» **What you will do**: Please print the full listing exactly.

» **Information supplied**:
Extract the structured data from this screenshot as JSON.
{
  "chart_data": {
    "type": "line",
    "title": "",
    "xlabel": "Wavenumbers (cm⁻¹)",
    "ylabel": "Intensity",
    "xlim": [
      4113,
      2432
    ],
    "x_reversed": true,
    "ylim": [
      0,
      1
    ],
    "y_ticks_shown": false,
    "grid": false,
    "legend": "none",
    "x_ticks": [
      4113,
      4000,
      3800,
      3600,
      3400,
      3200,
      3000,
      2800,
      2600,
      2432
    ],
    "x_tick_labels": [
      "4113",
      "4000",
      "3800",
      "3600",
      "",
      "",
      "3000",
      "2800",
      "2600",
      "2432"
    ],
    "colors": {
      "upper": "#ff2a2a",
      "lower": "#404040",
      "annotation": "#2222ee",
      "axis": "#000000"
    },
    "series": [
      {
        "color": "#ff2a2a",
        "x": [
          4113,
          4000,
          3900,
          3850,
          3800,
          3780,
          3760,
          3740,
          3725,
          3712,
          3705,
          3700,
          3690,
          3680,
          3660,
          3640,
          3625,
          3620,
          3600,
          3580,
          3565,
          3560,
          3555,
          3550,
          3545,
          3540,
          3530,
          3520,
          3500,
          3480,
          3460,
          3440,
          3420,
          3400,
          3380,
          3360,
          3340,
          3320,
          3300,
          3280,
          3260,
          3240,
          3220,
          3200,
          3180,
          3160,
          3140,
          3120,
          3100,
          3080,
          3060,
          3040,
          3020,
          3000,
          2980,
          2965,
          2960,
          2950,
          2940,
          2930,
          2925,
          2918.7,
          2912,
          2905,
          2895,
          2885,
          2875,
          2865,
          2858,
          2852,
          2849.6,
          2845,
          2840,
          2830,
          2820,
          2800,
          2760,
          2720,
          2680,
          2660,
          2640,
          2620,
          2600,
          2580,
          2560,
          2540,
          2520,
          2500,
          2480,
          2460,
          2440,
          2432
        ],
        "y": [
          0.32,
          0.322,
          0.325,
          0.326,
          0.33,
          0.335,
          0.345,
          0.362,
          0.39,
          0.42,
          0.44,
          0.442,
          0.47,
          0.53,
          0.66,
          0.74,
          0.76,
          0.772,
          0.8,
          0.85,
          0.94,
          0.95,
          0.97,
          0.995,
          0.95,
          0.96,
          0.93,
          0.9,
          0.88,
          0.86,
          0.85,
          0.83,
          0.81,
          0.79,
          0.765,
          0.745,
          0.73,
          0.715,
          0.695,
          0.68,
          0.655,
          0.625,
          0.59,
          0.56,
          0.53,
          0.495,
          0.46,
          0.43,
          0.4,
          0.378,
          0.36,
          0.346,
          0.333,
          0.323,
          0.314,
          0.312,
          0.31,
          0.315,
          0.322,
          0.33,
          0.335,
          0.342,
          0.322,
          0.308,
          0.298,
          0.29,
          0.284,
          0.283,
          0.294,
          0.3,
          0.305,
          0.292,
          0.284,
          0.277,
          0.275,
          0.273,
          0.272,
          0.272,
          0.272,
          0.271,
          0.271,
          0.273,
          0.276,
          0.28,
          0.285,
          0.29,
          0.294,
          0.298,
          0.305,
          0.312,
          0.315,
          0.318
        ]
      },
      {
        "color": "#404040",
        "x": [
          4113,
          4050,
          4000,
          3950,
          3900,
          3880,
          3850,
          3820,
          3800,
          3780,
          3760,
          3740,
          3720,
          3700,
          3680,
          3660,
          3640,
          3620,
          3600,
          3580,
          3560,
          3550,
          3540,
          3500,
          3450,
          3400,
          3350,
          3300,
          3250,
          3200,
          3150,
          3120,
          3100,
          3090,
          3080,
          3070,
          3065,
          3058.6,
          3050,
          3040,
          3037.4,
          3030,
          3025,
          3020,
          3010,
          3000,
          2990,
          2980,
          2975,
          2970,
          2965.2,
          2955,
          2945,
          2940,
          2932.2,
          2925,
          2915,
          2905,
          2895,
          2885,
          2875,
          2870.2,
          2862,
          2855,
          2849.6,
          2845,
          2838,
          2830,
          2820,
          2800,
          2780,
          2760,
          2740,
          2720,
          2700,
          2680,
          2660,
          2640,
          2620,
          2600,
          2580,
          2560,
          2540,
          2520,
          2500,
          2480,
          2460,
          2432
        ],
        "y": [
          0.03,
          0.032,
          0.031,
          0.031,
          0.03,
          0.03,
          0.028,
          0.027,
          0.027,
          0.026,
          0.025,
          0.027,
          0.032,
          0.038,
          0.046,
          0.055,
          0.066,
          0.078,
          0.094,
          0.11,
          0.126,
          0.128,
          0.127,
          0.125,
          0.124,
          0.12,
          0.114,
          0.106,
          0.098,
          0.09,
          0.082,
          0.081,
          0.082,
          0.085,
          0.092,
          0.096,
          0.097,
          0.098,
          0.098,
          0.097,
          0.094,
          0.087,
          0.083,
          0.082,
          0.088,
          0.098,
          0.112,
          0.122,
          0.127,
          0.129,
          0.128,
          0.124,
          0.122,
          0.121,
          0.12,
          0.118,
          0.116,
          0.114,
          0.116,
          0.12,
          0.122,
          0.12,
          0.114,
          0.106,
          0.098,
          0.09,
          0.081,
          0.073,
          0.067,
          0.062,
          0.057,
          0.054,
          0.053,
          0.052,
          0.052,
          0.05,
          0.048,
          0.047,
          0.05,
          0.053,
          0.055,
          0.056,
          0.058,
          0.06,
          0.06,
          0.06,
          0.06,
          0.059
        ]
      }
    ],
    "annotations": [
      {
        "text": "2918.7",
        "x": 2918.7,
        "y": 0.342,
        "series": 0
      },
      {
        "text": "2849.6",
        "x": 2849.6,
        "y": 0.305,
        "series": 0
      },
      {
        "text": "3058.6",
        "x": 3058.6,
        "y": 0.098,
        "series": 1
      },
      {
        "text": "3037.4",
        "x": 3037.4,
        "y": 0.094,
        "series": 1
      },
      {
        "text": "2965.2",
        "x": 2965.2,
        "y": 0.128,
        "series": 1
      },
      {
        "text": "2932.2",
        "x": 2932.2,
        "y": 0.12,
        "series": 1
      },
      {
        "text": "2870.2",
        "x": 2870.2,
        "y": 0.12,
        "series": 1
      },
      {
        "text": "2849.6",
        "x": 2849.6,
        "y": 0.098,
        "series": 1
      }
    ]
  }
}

» **Complete output**:
Extract the structured data from this screenshot as JSON.
{
  "chart_data": {
    "type": "line",
    "title": "",
    "xlabel": "Wavenumbers (cm⁻¹)",
    "ylabel": "Intensity",
    "xlim": [
      4113,
      2432
    ],
    "x_reversed": true,
    "ylim": [
      0,
      1
    ],
    "y_ticks_shown": false,
    "grid": false,
    "legend": "none",
    "x_ticks": [
      4113,
      4000,
      3800,
      3600,
      3400,
      3200,
      3000,
      2800,
      2600,
      2432
    ],
    "x_tick_labels": [
      "4113",
      "4000",
      "3800",
      "3600",
      "",
      "",
      "3000",
      "2800",
      "2600",
      "2432"
    ],
    "colors": {
      "upper": "#ff2a2a",
      "lower": "#404040",
      "annotation": "#2222ee",
      "axis": "#000000"
    },
    "series": [
      {
        "color": "#ff2a2a",
        "x": [
          4113,
          4000,
          3900,
          3850,
          3800,
          3780,
          3760,
          3740,
          3725,
          3712,
          3705,
          3700,
          3690,
          3680,
          3660,
          3640,
          3625,
          3620,
          3600,
          3580,
          3565,
          3560,
          3555,
          3550,
          3545,
          3540,
          3530,
          3520,
          3500,
          3480,
          3460,
          3440,
          3420,
          3400,
          3380,
          3360,
          3340,
          3320,
          3300,
          3280,
          3260,
          3240,
          3220,
          3200,
          3180,
          3160,
          3140,
          3120,
          3100,
          3080,
          3060,
          3040,
          3020,
          3000,
          2980,
          2965,
          2960,
          2950,
          2940,
          2930,
          2925,
          2918.7,
          2912,
          2905,
          2895,
          2885,
          2875,
          2865,
          2858,
          2852,
          2849.6,
          2845,
          2840,
          2830,
          2820,
          2800,
          2760,
          2720,
          2680,
          2660,
          2640,
          2620,
          2600,
          2580,
          2560,
          2540,
          2520,
          2500,
          2480,
          2460,
          2440,
          2432
        ],
        "y": [
          0.32,
          0.322,
          0.325,
          0.326,
          0.33,
          0.335,
          0.345,
          0.362,
          0.39,
          0.42,
          0.44,
          0.442,
          0.47,
          0.53,
          0.66,
          0.74,
          0.76,
          0.772,
          0.8,
          0.85,
          0.94,
          0.95,
          0.97,
          0.995,
          0.95,
          0.96,
          0.93,
          0.9,
          0.88,
          0.86,
          0.85,
          0.83,
          0.81,
          0.79,
          0.765,
          0.745,
          0.73,
          0.715,
          0.695,
          0.68,
          0.655,
          0.625,
          0.59,
          0.56,
          0.53,
          0.495,
          0.46,
          0.43,
          0.4,
          0.378,
          0.36,
          0.346,
          0.333,
          0.323,
          0.314,
          0.312,
          0.31,
          0.315,
          0.322,
          0.33,
          0.335,
          0.342,
          0.322,
          0.308,
          0.298,
          0.29,
          0.284,
          0.283,
          0.294,
          0.3,
          0.305,
          0.292,
          0.284,
          0.277,
          0.275,
          0.273,
          0.272,
          0.272,
          0.272,
          0.271,
          0.271,
          0.273,
          0.276,
          0.28,
          0.285,
          0.29,
          0.294,
          0.298,
          0.305,
          0.312,
          0.315,
          0.318
        ]
      },
      {
        "color": "#404040",
        "x": [
          4113,
          4050,
          4000,
          3950,
          3900,
          3880,
          3850,
          3820,
          3800,
          3780,
          3760,
          3740,
          3720,
          3700,
          3680,
          3660,
          3640,
          3620,
          3600,
          3580,
          3560,
          3550,
          3540,
          3500,
          3450,
          3400,
          3350,
          3300,
          3250,
          3200,
          3150,
          3120,
          3100,
          3090,
          3080,
          3070,
          3065,
          3058.6,
          3050,
          3040,
          3037.4,
          3030,
          3025,
          3020,
          3010,
          3000,
          2990,
          2980,
          2975,
          2970,
          2965.2,
          2955,
          2945,
          2940,
          2932.2,
          2925,
          2915,
          2905,
          2895,
          2885,
          2875,
          2870.2,
          2862,
          2855,
          2849.6,
          2845,
          2838,
          2830,
          2820,
          2800,
          2780,
          2760,
          2740,
          2720,
          2700,
          2680,
          2660,
          2640,
          2620,
          2600,
          2580,
          2560,
          2540,
          2520,
          2500,
          2480,
          2460,
          2432
        ],
        "y": [
          0.03,
          0.032,
          0.031,
          0.031,
          0.03,
          0.03,
          0.028,
          0.027,
          0.027,
          0.026,
          0.025,
          0.027,
          0.032,
          0.038,
          0.046,
          0.055,
          0.066,
          0.078,
          0.094,
          0.11,
          0.126,
          0.128,
          0.127,
          0.125,
          0.124,
          0.12,
          0.114,
          0.106,
          0.098,
          0.09,
          0.082,
          0.081,
          0.082,
          0.085,
          0.092,
          0.096,
          0.097,
          0.098,
          0.098,
          0.097,
          0.094,
          0.087,
          0.083,
          0.082,
          0.088,
          0.098,
          0.112,
          0.122,
          0.127,
          0.129,
          0.128,
          0.124,
          0.122,
          0.121,
          0.12,
          0.118,
          0.116,
          0.114,
          0.116,
          0.12,
          0.122,
          0.12,
          0.114,
          0.106,
          0.098,
          0.09,
          0.081,
          0.073,
          0.067,
          0.062,
          0.057,
          0.054,
          0.053,
          0.052,
          0.052,
          0.05,
          0.048,
          0.047,
          0.05,
          0.053,
          0.055,
          0.056,
          0.058,
          0.06,
          0.06,
          0.06,
          0.06,
          0.059
        ]
      }
    ],
    "annotations": [
      {
        "text": "2918.7",
        "x": 2918.7,
        "y": 0.342,
        "series": 0
      },
      {
        "text": "2849.6",
        "x": 2849.6,
        "y": 0.305,
        "series": 0
      },
      {
        "text": "3058.6",
        "x": 3058.6,
        "y": 0.098,
        "series": 1
      },
      {
        "text": "3037.4",
        "x": 3037.4,
        "y": 0.094,
        "series": 1
      },
      {
        "text": "2965.2",
        "x": 2965.2,
        "y": 0.128,
        "series": 1
      },
      {
        "text": "2932.2",
        "x": 2932.2,
        "y": 0.12,
        "series": 1
      },
      {
        "text": "2870.2",
        "x": 2870.2,
        "y": 0.12,
        "series": 1
      },
      {
        "text": "2849.6",
        "x": 2849.6,
        "y": 0.098,
        "series": 1
      }
    ]
  }
}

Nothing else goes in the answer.